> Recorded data
★ ★ ★

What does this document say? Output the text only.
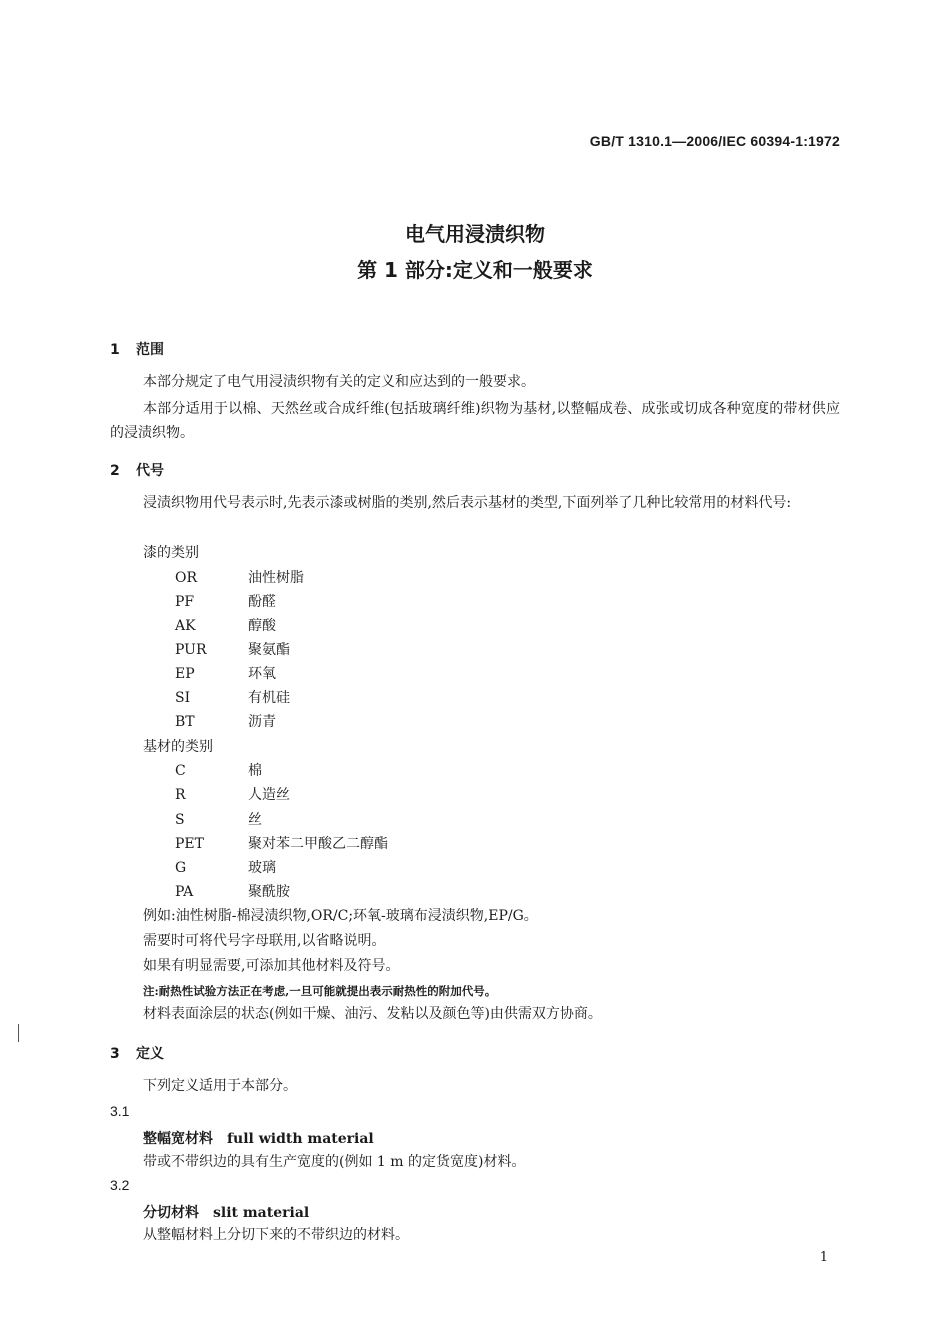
GB/T 1310.1—2006/IEC 60394-1:1972
电气用浸渍织物
第 1 部分:定义和一般要求
1 范围
本部分规定了电气用浸渍织物有关的定义和应达到的一般要求。
本部分适用于以棉、天然丝或合成纤维(包括玻璃纤维)织物为基材,以整幅成卷、成张或切成各种宽度的带材供应的浸渍织物。
2 代号
浸渍织物用代号表示时,先表示漆或树脂的类别,然后表示基材的类型,下面列举了几种比较常用的材料代号:
漆的类别
OR	油性树脂
PF	酚醛
AK	醇酸
PUR	聚氨酯
EP	环氧
SI	有机硅
BT	沥青
基材的类别
C	棉
R	人造丝
S	丝
PET	聚对苯二甲酸乙二醇酯
G	玻璃
PA	聚酰胺
例如:油性树脂-棉浸渍织物,OR/C;环氧-玻璃布浸渍织物,EP/G。
需要时可将代号字母联用,以省略说明。
如果有明显需要,可添加其他材料及符号。
注:耐热性试验方法正在考虑,一旦可能就提出表示耐热性的附加代号。
材料表面涂层的状态(例如干燥、油污、发粘以及颜色等)由供需双方协商。
3 定义
下列定义适用于本部分。
3.1
整幅宽材料 full width material
带或不带织边的具有生产宽度的(例如 1 m 的定货宽度)材料。
3.2
分切材料 slit material
从整幅材料上分切下来的不带织边的材料。
1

★ ★ ★

> Task brief
Skip the pictures and print each record exactly as it stands.

> Response
What does this document say? Output the text only.
GB/T 1310.1—2006/IEC 60394-1:1972
电气用浸渍织物
第 1 部分:定义和一般要求
1 范围
本部分规定了电气用浸渍织物有关的定义和应达到的一般要求。
本部分适用于以棉、天然丝或合成纤维(包括玻璃纤维)织物为基材,以整幅成卷、成张或切成各种宽度的带材供应的浸渍织物。
2 代号
浸渍织物用代号表示时,先表示漆或树脂的类别,然后表示基材的类型,下面列举了几种比较常用的材料代号:
漆的类别
OR	油性树脂
PF	酚醛
AK	醇酸
PUR	聚氨酯
EP	环氧
SI	有机硅
BT	沥青
基材的类别
C	棉
R	人造丝
S	丝
PET	聚对苯二甲酸乙二醇酯
G	玻璃
PA	聚酰胺
例如:油性树脂-棉浸渍织物,OR/C;环氧-玻璃布浸渍织物,EP/G。
需要时可将代号字母联用,以省略说明。
如果有明显需要,可添加其他材料及符号。
注:耐热性试验方法正在考虑,一旦可能就提出表示耐热性的附加代号。
材料表面涂层的状态(例如干燥、油污、发粘以及颜色等)由供需双方协商。
3 定义
下列定义适用于本部分。
3.1
整幅宽材料 full width material
带或不带织边的具有生产宽度的(例如 1 m 的定货宽度)材料。
3.2
分切材料 slit material
从整幅材料上分切下来的不带织边的材料。
1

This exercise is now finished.